__Listed records__.

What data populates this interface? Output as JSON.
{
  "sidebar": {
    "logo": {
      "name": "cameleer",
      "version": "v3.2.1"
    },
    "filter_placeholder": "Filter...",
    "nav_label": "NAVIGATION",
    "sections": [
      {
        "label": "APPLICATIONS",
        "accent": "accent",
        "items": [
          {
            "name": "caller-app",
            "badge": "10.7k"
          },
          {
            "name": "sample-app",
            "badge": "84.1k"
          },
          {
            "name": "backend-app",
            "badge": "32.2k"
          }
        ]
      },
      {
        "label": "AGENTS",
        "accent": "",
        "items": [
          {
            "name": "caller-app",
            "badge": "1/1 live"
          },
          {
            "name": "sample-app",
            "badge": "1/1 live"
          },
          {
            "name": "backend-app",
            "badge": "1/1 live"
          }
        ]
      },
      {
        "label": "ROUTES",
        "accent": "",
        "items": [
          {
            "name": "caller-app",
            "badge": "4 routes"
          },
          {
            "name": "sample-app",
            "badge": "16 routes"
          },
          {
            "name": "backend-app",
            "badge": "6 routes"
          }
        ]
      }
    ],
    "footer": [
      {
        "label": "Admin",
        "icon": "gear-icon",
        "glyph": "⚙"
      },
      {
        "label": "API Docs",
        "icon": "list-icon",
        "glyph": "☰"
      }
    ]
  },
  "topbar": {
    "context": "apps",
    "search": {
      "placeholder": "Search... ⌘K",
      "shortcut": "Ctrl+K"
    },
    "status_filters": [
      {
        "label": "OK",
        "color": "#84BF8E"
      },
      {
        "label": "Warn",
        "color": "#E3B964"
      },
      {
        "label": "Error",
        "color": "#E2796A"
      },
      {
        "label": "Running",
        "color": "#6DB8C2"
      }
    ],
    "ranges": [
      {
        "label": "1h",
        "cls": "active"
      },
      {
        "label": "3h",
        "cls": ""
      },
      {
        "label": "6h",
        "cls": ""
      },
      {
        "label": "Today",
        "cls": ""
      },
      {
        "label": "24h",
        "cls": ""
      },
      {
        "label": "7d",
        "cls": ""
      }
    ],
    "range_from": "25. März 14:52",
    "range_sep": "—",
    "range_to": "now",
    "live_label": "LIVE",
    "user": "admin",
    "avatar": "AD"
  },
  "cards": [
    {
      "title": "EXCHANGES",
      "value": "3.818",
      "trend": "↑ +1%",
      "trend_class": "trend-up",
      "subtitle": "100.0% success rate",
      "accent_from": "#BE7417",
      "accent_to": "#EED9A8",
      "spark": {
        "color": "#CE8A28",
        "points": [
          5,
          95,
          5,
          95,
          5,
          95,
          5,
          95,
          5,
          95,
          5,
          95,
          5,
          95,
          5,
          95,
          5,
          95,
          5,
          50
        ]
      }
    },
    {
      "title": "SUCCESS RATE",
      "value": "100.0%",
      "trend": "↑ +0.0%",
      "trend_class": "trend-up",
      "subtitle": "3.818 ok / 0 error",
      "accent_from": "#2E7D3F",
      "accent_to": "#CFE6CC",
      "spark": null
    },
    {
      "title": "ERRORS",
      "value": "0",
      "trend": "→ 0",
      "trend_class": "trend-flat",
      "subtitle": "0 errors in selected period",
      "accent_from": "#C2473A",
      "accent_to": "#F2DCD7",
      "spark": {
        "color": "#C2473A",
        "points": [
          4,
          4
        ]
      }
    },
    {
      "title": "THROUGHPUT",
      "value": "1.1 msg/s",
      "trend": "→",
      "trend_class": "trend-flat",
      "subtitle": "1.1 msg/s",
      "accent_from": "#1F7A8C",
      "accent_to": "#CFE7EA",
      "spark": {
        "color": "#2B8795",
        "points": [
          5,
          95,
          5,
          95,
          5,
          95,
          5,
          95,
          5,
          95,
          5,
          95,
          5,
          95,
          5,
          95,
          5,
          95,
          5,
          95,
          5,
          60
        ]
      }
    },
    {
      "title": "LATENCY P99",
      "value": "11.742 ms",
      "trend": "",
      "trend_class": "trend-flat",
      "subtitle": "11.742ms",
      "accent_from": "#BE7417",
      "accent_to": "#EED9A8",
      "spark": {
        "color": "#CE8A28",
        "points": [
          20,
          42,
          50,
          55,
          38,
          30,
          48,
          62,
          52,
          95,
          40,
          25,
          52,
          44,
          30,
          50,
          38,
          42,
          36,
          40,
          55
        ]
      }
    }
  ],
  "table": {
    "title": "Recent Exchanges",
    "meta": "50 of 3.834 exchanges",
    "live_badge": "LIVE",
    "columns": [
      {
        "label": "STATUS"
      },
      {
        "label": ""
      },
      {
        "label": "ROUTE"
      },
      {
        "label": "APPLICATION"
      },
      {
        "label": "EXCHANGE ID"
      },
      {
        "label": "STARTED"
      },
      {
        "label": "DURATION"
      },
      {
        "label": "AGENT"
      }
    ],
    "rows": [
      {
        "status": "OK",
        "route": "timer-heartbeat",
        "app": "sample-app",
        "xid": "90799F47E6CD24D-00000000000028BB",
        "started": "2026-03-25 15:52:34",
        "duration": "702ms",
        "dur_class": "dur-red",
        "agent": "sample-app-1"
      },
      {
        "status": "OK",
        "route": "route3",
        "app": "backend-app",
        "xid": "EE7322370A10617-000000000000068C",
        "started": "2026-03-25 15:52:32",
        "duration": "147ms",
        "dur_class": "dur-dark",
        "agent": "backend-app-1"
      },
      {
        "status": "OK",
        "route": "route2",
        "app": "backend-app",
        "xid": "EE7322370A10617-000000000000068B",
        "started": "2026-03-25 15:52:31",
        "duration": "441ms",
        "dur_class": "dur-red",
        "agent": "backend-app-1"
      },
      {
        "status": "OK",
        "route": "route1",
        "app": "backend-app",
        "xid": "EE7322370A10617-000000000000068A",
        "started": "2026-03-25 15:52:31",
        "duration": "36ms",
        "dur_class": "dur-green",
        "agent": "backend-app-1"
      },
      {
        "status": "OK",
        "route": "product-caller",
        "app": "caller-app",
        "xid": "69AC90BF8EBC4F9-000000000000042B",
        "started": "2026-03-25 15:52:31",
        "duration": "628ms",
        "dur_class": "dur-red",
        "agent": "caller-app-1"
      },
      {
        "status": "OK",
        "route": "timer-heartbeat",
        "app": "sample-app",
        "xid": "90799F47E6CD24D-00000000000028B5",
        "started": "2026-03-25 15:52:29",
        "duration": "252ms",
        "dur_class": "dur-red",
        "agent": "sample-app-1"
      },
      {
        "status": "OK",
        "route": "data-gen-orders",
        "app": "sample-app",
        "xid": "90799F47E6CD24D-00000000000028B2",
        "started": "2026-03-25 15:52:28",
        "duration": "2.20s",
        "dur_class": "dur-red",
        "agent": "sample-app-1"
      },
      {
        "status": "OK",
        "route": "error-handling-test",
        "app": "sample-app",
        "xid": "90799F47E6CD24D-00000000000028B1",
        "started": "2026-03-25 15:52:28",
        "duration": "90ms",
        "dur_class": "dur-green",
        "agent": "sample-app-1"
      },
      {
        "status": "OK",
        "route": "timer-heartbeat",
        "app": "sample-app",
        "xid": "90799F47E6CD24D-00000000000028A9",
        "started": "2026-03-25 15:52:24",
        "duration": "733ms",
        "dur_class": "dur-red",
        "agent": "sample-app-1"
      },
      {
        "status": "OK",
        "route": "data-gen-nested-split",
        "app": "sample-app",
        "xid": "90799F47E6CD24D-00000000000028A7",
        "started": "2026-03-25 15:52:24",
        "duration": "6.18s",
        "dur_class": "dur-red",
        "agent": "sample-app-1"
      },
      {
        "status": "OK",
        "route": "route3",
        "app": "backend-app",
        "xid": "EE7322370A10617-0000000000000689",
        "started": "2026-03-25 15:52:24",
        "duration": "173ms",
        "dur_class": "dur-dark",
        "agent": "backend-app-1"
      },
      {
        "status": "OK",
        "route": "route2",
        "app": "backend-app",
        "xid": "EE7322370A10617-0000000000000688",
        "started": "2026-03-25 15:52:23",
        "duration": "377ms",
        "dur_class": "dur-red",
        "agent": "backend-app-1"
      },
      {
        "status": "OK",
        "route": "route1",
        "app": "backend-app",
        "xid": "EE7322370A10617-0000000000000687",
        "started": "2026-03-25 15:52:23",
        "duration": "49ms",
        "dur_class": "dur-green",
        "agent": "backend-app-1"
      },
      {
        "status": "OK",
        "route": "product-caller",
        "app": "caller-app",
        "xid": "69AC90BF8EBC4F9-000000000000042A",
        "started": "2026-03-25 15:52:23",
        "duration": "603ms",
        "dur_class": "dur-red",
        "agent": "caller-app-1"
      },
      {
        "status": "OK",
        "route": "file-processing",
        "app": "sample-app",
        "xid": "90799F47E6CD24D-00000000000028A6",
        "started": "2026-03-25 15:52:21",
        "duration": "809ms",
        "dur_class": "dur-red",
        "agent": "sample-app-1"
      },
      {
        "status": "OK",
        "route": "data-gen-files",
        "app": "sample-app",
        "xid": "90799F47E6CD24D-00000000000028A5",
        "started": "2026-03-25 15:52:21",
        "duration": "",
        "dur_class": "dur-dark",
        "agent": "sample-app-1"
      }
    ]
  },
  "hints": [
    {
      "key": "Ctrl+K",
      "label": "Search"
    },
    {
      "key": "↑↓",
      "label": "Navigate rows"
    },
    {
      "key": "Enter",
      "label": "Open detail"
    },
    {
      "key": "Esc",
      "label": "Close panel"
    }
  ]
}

__Goal of the exercise__. Which lines in the records above contain the string "data"? Copy each one.

__Result of this exercise__.
What data populates this interface? Output as JSON.
        "route": "data-gen-orders",
        "route": "data-gen-nested-split",
        "route": "data-gen-files",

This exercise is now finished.